**Description of the task:**
Extract all lines containing "JSON".

──────

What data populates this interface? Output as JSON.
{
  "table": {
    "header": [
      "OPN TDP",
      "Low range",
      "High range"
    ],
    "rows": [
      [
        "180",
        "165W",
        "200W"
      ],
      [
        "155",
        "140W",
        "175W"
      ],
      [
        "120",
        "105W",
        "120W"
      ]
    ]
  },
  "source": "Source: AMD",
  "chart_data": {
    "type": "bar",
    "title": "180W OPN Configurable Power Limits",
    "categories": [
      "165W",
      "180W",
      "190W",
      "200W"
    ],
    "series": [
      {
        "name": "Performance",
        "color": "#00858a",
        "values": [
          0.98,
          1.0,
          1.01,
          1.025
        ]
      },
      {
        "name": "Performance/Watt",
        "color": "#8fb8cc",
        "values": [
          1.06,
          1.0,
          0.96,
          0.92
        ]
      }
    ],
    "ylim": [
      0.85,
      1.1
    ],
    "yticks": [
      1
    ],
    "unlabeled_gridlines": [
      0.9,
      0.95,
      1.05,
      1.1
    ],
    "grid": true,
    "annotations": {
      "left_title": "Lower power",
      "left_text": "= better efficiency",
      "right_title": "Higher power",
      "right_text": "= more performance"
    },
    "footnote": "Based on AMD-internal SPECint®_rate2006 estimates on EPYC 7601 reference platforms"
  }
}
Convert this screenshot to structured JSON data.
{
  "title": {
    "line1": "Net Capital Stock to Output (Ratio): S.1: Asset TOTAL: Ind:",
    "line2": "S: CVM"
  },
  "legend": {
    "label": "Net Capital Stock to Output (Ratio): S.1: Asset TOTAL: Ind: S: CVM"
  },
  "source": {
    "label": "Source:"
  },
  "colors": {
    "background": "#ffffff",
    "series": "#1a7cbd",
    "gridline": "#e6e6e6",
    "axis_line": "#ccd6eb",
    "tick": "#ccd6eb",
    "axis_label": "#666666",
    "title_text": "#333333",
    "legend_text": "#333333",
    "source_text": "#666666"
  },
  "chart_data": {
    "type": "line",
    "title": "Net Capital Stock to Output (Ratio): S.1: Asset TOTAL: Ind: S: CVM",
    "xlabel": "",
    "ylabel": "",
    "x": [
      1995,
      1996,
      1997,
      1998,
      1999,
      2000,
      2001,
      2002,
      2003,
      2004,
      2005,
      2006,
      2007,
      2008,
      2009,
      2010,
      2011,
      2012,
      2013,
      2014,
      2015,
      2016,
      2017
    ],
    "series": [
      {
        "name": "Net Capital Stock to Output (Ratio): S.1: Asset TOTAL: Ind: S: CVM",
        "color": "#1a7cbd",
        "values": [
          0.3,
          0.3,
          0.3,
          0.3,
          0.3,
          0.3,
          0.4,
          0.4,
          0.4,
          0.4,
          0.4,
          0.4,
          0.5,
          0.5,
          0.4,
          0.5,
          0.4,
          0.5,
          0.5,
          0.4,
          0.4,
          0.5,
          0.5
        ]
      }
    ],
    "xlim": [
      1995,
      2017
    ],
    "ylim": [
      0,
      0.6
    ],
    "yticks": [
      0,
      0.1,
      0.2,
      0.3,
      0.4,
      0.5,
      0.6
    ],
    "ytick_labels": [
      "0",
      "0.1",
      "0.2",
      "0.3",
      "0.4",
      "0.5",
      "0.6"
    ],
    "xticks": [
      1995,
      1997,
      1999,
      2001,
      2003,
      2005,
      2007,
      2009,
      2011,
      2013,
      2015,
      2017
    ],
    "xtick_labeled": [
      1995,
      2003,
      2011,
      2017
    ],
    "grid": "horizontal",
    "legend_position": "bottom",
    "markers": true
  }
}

──────

**Response to the exercise:**
What data populates this interface? Output as JSON.
Convert this screenshot to structured JSON data.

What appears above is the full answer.